+++ Given records

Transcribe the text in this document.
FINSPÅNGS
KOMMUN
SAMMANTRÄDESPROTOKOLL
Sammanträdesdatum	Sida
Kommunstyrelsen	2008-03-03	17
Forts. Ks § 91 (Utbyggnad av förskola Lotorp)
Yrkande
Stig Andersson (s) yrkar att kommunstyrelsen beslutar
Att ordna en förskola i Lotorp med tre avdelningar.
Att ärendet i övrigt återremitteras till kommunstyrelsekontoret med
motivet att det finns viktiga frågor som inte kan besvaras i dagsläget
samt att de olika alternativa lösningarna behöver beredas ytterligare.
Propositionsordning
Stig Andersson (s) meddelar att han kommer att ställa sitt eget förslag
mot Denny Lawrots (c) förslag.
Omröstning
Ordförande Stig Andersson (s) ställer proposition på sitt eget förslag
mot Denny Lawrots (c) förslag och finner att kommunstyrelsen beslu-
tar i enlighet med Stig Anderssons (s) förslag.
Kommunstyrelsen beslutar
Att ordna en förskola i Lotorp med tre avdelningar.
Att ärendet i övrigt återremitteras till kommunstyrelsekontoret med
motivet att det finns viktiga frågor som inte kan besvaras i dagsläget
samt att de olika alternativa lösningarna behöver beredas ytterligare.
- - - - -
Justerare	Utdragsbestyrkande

++++++

[Instructions for the task]:
In the entries above, some lines may contain the string "beslutar"; report how many, without additional comment.

[Answer to the exercise]:
2